*Exercise goal:*
Repeat the listing below in full, exactly as it stands.

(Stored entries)
>>
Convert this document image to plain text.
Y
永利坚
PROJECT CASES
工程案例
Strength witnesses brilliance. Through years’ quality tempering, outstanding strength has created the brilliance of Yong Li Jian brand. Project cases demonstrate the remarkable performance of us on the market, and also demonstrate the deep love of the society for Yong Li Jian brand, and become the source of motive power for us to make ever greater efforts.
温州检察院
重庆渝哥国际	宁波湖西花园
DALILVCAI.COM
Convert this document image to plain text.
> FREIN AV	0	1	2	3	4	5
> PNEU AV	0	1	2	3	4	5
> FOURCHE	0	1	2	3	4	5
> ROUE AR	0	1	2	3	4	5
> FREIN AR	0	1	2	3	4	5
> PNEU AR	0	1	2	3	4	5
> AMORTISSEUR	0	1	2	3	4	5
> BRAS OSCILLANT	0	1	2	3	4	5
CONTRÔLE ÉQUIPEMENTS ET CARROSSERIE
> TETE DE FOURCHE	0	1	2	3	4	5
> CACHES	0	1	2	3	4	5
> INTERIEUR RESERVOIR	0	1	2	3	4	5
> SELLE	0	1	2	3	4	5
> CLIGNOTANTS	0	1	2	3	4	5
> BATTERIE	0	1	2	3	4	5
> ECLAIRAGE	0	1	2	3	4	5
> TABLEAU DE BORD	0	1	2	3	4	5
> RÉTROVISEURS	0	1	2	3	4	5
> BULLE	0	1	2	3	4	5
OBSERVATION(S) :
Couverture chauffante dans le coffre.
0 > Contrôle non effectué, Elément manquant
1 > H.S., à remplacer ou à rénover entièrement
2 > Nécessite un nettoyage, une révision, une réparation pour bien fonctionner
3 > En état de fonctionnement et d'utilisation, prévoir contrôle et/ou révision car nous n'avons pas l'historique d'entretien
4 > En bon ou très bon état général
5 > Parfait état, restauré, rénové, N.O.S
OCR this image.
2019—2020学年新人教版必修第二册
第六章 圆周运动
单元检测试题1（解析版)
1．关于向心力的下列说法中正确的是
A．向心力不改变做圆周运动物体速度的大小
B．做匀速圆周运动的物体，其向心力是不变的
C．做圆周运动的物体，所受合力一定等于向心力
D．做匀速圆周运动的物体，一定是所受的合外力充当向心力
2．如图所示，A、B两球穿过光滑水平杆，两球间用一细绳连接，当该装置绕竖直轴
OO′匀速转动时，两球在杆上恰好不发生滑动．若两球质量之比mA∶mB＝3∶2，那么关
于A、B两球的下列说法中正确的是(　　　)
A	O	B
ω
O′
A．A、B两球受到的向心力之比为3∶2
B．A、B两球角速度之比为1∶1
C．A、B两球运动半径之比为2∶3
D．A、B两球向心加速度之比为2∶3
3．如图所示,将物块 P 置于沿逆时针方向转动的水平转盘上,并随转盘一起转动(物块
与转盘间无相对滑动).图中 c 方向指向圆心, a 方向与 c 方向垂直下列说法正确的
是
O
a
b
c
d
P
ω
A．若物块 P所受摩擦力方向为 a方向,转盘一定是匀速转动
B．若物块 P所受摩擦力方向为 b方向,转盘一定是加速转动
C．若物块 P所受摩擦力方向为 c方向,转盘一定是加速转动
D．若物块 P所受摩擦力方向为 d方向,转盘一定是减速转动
<<
*Problem solution:*
Convert this document image to plain text.
Y
永利坚
PROJECT CASES
工程案例
Strength witnesses brilliance. Through years’ quality tempering, outstanding strength has created the brilliance of Yong Li Jian brand. Project cases demonstrate the remarkable performance of us on the market, and also demonstrate the deep love of the society for Yong Li Jian brand, and become the source of motive power for us to make ever greater efforts.
温州检察院
重庆渝哥国际	宁波湖西花园
DALILVCAI.COM
Convert this document image to plain text.
> FREIN AV	0	1	2	3	4	5
> PNEU AV	0	1	2	3	4	5
> FOURCHE	0	1	2	3	4	5
> ROUE AR	0	1	2	3	4	5
> FREIN AR	0	1	2	3	4	5
> PNEU AR	0	1	2	3	4	5
> AMORTISSEUR	0	1	2	3	4	5
> BRAS OSCILLANT	0	1	2	3	4	5
CONTRÔLE ÉQUIPEMENTS ET CARROSSERIE
> TETE DE FOURCHE	0	1	2	3	4	5
> CACHES	0	1	2	3	4	5
> INTERIEUR RESERVOIR	0	1	2	3	4	5
> SELLE	0	1	2	3	4	5
> CLIGNOTANTS	0	1	2	3	4	5
> BATTERIE	0	1	2	3	4	5
> ECLAIRAGE	0	1	2	3	4	5
> TABLEAU DE BORD	0	1	2	3	4	5
> RÉTROVISEURS	0	1	2	3	4	5
> BULLE	0	1	2	3	4	5
OBSERVATION(S) :
Couverture chauffante dans le coffre.
0 > Contrôle non effectué, Elément manquant
1 > H.S., à remplacer ou à rénover entièrement
2 > Nécessite un nettoyage, une révision, une réparation pour bien fonctionner
3 > En état de fonctionnement et d'utilisation, prévoir contrôle et/ou révision car nous n'avons pas l'historique d'entretien
4 > En bon ou très bon état général
5 > Parfait état, restauré, rénové, N.O.S
OCR this image.
2019—2020学年新人教版必修第二册
第六章 圆周运动
单元检测试题1（解析版)
1．关于向心力的下列说法中正确的是
A．向心力不改变做圆周运动物体速度的大小
B．做匀速圆周运动的物体，其向心力是不变的
C．做圆周运动的物体，所受合力一定等于向心力
D．做匀速圆周运动的物体，一定是所受的合外力充当向心力
2．如图所示，A、B两球穿过光滑水平杆，两球间用一细绳连接，当该装置绕竖直轴
OO′匀速转动时，两球在杆上恰好不发生滑动．若两球质量之比mA∶mB＝3∶2，那么关
于A、B两球的下列说法中正确的是(　　　)
A	O	B
ω
O′
A．A、B两球受到的向心力之比为3∶2
B．A、B两球角速度之比为1∶1
C．A、B两球运动半径之比为2∶3
D．A、B两球向心加速度之比为2∶3
3．如图所示,将物块 P 置于沿逆时针方向转动的水平转盘上,并随转盘一起转动(物块
与转盘间无相对滑动).图中 c 方向指向圆心, a 方向与 c 方向垂直下列说法正确的
是
O
a
b
c
d
P
ω
A．若物块 P所受摩擦力方向为 a方向,转盘一定是匀速转动
B．若物块 P所受摩擦力方向为 b方向,转盘一定是加速转动
C．若物块 P所受摩擦力方向为 c方向,转盘一定是加速转动
D．若物块 P所受摩擦力方向为 d方向,转盘一定是减速转动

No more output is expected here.